Texte fourni
A la base je ne me prédestinais pas du tout à être technicien du son. Après mon bac littéraire, J’ai fait une prépa et une première année à Emile Cohl (une école de dessin). Mais pendant ces études, je faisais énormément de son pendant mon temps libre, que ce soit la nuit ou pendant la pause déjeuner à midi. Un jour, l’un de mes professeurs de dessin qui me voyait toujours bouquiner des Tascam m’a dit : « écoute, il faut que tu fasses du son, ce n’est pas fait pour toi le dessin toute façon. Vue l’énergie que tu mets là-dedans, fais-en un métier ».

 

J’ai donc arrêté Emile Cohl pour travailler 2 ans et mettre de côté pour des études qui m’intéresseraient vraiment. J’ai intégré le GRIM en 2000 pour faire une première année Régisseur Technique et une 2ème année spécialisée en régie son.

 

 

Comment est née ta passion pour le son ?

Exercices à réaliser
A. Dans le témoignage sur le métier de technicien du son, en quelle année la personne interrogée est-elle entrée au GRIM ?
B. Poursuivez le témoignage sur le métier de technicien du son à partir de sa dernière phrase.

Données
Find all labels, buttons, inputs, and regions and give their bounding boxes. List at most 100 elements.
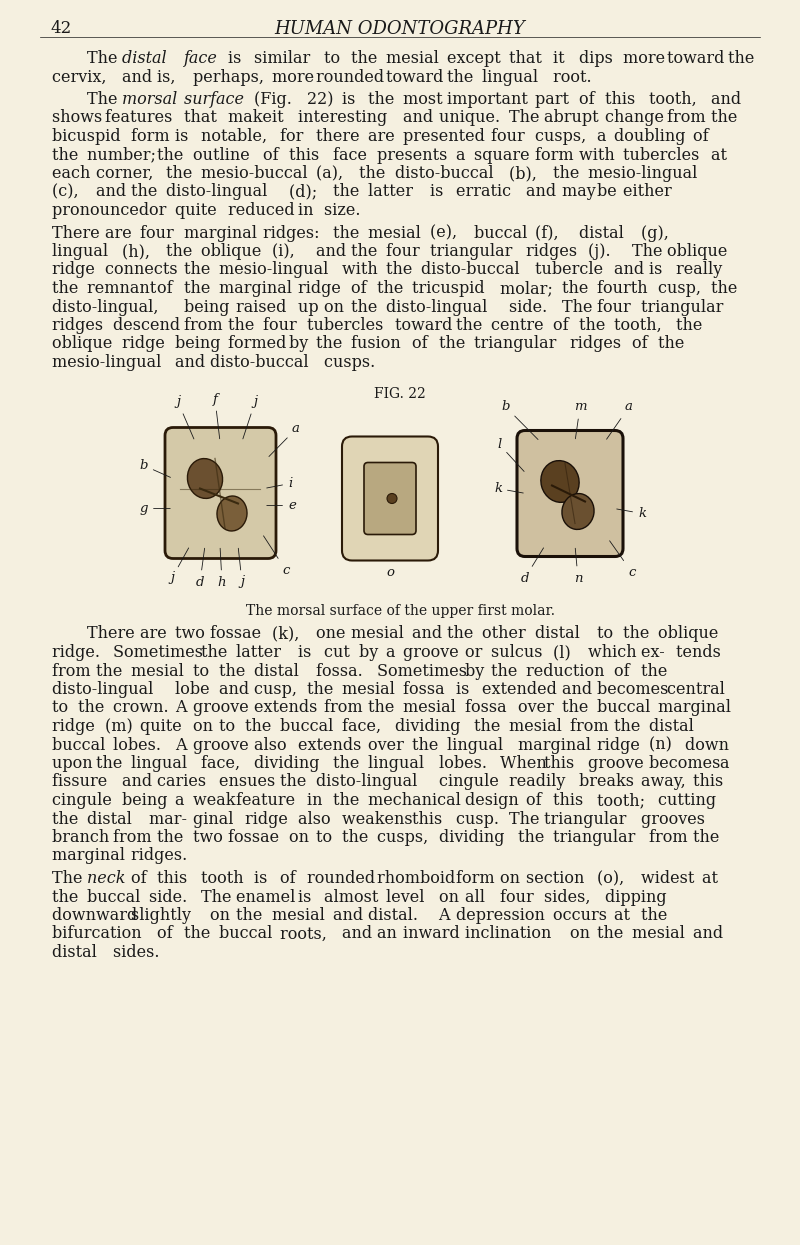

Réponses ci-dessous
A. En 2000.

B.
Par le matériel. Je trouvais ça intéressant d’enregistrer mes groupes avec un quatre pistes, pensant que j’allais sortir l’album de l’année. Jusqu’au moment où tu branches ton premier SM57 sur une guitare et tu te rends compte que ça sonne complètement différemment, donc tu te mets à faire des recherches. Donc le côté musical pour faire sonner ma démo, faire sonner mes groupes… et puis l’aspect technique, cette envie de brancher des choses.

 

Je me souviens quand j’étais petit, mes parents voulaient m’offrir ma première chaine Hifi, mais moi ça ne m’intéressait pas je voulais un super ampli, un super lecteur CD, et deux enceintes, quitte à ce que ça soit mon cadeau pour mes 2 prochains anniversaires. En fait plus y’avait des fils et plus je trouvais ça cool.

 

 

Est-ce que tu continues de te former régulièrement ?

 

Oui, j’ai eu la chance de vivre une grande transition : passer du monde analogique au monde numérique. L’ossature du travail restait la même (gain, compresseur, équaliseur…), mais ça ne se manipulait plus de la même façon. J’ai donc dû passer par l’apprentissage du réseau, du sous réseau, des architectures… Tu deviens plus informaticien que sonorisateur pour faire marcher tout ce bazar.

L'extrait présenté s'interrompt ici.